Stored data
* START *
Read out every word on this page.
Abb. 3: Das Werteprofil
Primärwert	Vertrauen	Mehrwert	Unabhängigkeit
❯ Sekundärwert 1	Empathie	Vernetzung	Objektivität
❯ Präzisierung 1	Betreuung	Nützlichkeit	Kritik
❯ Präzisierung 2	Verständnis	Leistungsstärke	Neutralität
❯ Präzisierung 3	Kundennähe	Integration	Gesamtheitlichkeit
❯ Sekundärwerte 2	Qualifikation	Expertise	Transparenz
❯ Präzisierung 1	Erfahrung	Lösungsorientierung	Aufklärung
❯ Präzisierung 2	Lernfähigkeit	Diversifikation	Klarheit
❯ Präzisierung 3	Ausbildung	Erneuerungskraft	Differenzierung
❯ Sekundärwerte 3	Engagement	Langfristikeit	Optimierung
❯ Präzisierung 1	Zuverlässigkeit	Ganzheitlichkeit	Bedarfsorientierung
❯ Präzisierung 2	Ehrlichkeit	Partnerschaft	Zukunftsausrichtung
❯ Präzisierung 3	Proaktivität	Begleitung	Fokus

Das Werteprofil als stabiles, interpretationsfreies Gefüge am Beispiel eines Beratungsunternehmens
* END *
* START *
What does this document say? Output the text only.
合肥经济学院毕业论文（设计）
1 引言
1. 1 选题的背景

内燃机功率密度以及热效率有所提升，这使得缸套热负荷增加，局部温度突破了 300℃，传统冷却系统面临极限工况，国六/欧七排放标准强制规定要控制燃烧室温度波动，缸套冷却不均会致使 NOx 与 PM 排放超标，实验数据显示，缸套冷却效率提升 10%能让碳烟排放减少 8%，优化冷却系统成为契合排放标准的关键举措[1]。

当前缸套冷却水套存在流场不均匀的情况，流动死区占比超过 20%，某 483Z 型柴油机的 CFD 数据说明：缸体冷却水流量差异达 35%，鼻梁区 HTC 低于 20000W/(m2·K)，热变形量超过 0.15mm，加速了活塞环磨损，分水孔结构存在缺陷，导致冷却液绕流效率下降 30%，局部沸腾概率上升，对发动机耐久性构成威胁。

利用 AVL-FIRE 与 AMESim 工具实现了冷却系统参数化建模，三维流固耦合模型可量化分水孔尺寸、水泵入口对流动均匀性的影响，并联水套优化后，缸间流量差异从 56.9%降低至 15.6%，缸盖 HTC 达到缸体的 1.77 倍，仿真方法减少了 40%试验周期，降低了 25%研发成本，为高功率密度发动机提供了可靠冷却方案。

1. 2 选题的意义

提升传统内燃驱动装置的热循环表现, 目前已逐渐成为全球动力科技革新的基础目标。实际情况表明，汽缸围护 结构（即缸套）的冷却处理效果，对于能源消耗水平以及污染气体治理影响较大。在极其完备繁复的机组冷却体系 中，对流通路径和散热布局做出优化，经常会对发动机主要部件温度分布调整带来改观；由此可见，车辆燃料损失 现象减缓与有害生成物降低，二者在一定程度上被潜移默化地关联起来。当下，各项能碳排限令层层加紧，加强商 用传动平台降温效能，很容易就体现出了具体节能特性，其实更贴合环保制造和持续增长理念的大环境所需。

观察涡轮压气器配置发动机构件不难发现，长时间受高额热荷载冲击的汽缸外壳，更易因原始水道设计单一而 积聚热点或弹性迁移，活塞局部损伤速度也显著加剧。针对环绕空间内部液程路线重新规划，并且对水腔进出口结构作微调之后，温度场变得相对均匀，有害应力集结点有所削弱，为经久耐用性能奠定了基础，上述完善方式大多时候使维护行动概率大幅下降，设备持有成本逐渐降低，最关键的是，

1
* END *
* START *
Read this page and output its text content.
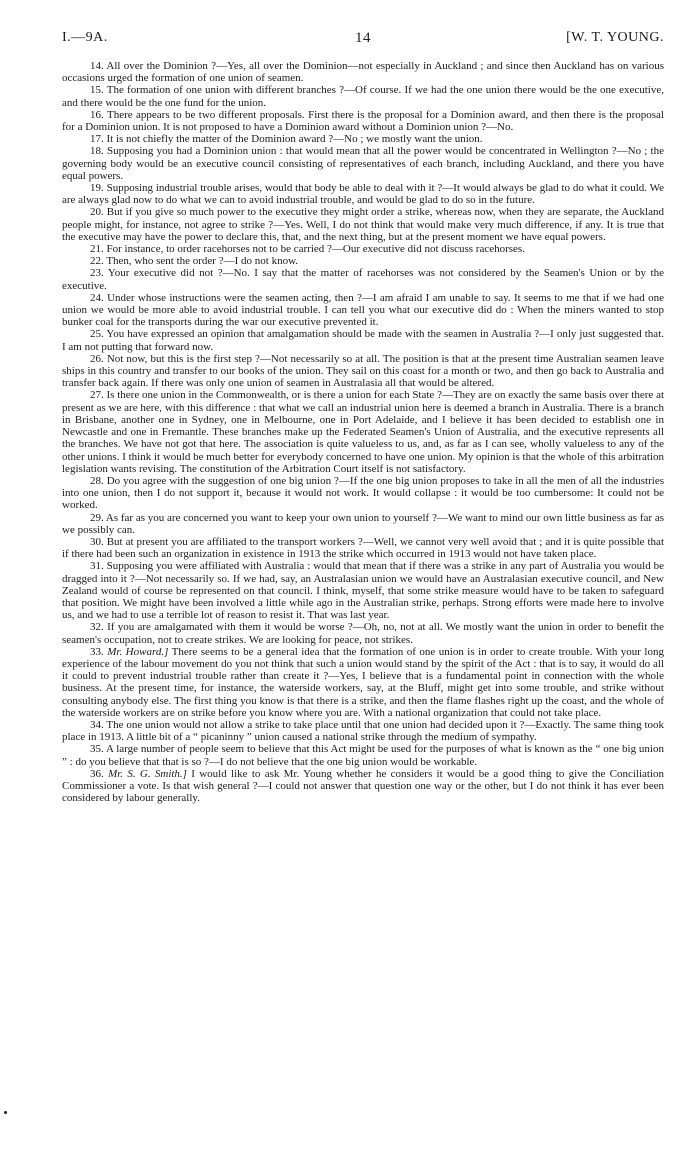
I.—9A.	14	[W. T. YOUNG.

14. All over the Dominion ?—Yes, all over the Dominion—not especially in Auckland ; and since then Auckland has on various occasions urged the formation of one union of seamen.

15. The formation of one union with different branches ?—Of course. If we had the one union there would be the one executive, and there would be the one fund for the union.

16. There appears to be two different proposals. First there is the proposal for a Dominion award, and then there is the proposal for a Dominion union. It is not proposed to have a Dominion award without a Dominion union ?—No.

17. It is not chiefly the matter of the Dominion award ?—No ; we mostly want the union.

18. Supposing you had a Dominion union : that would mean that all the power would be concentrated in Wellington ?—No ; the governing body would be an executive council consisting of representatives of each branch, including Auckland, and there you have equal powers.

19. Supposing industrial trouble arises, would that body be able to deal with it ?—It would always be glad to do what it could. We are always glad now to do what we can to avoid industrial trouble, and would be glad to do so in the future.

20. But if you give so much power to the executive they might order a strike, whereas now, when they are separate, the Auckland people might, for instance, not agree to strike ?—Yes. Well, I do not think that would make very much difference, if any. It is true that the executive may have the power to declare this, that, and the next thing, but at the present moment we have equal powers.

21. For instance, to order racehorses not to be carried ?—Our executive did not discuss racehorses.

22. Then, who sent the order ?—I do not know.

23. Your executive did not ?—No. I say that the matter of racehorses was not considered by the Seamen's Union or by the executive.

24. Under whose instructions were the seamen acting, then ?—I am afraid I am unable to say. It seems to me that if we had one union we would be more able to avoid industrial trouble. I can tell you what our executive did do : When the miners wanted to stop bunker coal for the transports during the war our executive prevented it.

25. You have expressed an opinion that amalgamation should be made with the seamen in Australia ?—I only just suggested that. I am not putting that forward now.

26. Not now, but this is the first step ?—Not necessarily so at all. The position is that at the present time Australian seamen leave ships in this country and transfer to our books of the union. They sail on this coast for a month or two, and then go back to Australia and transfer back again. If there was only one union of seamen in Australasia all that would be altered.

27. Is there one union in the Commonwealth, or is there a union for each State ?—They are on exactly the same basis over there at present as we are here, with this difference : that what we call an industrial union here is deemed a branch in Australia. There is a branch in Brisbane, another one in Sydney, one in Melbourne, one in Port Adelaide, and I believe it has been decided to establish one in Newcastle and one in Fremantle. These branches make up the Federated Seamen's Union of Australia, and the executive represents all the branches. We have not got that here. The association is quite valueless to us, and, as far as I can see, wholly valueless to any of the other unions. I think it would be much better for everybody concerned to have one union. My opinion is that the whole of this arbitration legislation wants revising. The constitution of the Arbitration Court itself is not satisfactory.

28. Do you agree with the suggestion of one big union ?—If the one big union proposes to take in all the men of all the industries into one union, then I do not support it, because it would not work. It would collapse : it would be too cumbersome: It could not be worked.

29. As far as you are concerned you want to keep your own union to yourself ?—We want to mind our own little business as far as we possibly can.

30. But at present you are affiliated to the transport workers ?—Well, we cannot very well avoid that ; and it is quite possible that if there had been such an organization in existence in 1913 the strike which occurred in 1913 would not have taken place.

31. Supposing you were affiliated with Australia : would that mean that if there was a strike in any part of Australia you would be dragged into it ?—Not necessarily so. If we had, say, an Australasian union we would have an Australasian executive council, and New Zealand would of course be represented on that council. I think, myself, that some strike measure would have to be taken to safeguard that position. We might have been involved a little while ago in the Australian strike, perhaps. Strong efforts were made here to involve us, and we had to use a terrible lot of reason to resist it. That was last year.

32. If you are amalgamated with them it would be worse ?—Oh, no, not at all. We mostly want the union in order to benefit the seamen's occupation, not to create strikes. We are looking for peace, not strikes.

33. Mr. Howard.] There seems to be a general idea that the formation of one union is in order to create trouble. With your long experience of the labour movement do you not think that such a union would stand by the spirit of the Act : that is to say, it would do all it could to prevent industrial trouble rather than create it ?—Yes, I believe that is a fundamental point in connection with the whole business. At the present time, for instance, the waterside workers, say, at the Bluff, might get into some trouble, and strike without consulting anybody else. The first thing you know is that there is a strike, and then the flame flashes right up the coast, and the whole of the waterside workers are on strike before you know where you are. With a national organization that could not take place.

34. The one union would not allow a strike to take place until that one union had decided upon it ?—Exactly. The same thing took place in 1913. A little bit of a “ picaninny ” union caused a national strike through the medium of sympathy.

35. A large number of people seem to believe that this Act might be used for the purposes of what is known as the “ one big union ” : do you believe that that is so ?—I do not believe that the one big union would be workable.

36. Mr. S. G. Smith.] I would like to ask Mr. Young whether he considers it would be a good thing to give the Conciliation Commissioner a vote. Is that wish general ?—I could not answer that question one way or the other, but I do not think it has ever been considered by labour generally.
* END *
TASK BRIEF: Going through the entries above, tally each line that has the word "text". Answer with the number only.

SOLUTION TO THE PROBLEM: 2